Among the records below, find each line that includes the string "votes" and copy it.

DATA SECTION:

*-*-*

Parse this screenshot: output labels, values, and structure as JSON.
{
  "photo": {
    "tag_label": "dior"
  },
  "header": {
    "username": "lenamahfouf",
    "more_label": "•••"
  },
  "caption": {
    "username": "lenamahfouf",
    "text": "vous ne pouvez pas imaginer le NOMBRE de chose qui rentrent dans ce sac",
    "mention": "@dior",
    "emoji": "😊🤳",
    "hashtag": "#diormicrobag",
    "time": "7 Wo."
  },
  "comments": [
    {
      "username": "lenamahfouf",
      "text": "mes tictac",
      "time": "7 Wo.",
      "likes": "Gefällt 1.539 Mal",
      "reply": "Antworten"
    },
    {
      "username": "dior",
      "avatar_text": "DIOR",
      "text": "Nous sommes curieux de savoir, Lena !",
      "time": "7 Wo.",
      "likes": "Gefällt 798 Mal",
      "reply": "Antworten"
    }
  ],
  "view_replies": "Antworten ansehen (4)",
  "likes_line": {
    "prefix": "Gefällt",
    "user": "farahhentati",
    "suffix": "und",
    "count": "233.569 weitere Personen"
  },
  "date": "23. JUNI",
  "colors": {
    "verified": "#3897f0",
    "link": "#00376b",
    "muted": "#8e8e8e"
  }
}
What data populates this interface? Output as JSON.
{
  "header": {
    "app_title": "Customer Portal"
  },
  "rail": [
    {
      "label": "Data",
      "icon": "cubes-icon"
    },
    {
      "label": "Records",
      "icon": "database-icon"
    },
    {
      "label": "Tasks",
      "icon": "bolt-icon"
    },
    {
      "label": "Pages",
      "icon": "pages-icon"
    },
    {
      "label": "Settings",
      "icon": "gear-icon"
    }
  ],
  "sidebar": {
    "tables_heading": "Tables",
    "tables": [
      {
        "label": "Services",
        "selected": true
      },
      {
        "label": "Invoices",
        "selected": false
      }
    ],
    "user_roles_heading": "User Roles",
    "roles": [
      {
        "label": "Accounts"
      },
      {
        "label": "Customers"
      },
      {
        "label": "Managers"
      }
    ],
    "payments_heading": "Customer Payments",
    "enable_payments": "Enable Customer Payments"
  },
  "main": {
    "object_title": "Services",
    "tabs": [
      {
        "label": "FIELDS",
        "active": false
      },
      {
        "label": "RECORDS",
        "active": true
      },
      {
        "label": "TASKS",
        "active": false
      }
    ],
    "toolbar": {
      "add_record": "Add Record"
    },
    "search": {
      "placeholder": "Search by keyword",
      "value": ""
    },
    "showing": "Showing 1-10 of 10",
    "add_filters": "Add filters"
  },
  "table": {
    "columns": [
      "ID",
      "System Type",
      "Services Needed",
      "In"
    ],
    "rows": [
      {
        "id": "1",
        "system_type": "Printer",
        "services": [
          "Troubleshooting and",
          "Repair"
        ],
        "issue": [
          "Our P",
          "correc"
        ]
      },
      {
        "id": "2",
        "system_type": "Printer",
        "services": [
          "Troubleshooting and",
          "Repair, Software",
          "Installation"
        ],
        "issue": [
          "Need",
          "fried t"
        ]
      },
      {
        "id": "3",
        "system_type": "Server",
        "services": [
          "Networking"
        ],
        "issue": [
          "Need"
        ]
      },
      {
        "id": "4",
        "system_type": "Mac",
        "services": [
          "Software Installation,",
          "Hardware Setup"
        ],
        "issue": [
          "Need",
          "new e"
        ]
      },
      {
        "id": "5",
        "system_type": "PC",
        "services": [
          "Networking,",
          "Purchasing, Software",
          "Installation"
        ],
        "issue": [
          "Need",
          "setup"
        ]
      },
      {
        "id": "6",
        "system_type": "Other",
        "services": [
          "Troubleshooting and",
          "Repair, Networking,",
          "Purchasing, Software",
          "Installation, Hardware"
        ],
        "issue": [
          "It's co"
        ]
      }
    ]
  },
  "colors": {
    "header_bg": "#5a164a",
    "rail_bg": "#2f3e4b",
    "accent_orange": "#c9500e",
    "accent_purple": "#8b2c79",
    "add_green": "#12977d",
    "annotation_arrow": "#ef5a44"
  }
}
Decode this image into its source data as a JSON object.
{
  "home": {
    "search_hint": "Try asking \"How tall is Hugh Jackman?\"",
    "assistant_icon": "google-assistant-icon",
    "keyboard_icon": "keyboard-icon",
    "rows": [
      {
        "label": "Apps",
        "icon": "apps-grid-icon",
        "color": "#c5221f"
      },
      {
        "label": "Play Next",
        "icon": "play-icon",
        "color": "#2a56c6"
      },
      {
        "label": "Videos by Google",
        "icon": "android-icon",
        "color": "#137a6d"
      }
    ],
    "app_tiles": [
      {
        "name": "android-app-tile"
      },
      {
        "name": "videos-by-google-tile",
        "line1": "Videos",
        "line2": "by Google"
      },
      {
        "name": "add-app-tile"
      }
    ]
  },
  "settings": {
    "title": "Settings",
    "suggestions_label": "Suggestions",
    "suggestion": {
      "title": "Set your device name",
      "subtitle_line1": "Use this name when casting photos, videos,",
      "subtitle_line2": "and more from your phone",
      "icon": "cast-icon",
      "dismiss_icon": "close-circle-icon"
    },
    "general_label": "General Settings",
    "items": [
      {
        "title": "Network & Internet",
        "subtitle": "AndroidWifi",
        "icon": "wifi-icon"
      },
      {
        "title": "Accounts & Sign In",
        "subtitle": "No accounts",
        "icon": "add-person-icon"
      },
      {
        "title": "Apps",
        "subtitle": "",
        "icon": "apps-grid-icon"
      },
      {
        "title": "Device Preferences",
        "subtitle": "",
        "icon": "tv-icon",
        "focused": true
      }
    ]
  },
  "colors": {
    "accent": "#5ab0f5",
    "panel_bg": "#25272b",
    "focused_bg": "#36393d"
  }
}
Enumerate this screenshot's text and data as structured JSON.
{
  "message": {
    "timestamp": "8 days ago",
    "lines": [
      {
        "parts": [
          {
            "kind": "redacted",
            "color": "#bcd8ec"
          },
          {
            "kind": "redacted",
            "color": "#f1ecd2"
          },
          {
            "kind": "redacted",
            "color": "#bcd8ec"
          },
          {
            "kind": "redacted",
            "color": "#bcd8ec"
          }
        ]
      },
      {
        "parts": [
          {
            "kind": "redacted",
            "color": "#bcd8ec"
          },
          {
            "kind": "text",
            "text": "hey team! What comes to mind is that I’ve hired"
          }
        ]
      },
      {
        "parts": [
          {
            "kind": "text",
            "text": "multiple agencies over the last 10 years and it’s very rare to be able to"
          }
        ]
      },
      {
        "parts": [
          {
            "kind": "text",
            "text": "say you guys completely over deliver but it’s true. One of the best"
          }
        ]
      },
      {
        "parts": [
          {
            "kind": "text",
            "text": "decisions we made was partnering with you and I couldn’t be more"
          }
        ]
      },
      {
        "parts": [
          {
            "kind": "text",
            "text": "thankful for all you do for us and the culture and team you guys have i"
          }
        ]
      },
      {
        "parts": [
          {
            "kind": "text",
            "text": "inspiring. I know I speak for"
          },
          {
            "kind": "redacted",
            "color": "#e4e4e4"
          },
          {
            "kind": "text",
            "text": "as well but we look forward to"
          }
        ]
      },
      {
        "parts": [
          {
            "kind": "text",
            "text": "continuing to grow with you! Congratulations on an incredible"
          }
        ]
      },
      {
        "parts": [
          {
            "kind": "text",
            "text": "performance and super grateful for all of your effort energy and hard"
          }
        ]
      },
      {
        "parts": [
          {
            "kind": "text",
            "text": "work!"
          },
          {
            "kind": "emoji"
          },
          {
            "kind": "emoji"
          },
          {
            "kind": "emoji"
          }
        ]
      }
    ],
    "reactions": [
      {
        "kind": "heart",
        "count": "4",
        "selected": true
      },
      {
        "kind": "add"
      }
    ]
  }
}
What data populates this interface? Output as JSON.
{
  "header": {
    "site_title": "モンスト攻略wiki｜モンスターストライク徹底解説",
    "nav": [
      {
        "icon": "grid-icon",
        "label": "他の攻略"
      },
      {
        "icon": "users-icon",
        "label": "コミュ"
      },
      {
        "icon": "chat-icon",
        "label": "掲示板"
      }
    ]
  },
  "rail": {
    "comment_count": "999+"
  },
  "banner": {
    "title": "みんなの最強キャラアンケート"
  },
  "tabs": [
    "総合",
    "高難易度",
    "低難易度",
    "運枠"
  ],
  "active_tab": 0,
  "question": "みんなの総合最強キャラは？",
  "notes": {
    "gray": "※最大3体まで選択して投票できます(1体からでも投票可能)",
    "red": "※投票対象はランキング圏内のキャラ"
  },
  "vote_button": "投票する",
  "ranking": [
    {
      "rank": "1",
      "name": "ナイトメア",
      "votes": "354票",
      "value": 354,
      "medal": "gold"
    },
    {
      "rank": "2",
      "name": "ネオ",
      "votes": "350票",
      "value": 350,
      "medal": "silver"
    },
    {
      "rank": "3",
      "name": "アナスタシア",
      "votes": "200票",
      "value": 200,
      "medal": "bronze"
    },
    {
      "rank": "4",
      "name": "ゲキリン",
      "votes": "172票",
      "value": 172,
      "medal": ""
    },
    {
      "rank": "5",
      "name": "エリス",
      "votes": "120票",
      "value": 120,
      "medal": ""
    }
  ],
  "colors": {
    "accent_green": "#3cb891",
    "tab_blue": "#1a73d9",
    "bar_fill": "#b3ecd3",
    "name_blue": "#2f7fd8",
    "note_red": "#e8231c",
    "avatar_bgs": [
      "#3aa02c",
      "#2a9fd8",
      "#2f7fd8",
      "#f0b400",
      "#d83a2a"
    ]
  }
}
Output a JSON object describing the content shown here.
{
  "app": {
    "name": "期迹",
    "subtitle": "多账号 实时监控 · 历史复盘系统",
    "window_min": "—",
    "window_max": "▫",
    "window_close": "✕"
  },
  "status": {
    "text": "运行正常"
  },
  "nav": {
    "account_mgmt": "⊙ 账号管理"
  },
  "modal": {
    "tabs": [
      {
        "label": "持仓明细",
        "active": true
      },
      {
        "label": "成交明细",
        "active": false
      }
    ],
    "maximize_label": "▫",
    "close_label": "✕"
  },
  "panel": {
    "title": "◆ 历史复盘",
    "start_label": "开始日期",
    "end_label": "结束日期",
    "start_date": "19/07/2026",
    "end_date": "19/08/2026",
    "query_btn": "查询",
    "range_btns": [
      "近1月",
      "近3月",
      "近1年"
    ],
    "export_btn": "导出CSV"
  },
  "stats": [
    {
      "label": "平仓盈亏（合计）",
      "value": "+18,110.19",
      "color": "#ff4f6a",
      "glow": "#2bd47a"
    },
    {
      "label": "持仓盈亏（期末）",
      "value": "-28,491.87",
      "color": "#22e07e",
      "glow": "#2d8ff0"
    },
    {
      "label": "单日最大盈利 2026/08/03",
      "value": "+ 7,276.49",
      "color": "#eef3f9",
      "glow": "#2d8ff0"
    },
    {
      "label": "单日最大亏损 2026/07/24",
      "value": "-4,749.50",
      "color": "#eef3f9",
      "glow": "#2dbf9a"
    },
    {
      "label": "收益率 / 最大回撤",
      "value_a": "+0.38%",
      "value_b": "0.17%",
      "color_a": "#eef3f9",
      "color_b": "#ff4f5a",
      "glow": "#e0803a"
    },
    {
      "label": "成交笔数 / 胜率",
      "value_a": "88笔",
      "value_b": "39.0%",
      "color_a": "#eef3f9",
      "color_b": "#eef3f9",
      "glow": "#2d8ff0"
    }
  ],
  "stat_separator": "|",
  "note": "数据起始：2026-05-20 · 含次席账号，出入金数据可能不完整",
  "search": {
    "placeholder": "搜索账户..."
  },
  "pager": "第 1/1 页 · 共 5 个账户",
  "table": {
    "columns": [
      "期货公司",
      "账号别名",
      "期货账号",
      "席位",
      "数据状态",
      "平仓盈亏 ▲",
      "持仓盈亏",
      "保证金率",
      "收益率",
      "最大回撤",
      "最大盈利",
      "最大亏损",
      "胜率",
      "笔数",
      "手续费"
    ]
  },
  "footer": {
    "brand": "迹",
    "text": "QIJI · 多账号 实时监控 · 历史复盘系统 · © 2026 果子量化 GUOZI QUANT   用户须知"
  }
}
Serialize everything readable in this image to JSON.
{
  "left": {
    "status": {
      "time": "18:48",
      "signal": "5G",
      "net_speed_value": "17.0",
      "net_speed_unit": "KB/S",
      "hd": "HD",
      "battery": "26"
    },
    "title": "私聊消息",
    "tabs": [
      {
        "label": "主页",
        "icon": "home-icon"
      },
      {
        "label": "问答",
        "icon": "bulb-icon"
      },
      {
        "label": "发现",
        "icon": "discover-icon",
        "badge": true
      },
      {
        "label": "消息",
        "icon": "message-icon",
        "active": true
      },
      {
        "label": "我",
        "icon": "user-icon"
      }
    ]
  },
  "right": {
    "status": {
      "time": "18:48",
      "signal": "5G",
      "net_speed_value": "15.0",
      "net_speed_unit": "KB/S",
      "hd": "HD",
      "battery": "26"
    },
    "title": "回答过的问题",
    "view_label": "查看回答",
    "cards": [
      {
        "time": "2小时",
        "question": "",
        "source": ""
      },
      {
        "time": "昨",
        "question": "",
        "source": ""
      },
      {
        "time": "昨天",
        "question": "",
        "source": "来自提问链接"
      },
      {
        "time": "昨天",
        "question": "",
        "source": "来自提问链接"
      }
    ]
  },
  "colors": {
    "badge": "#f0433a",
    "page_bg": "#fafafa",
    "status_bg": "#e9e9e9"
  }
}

*-*-*

COMPLETE OUTPUT:
      "votes": "354票",
      "votes": "350票",
      "votes": "200票",
      "votes": "172票",
      "votes": "120票",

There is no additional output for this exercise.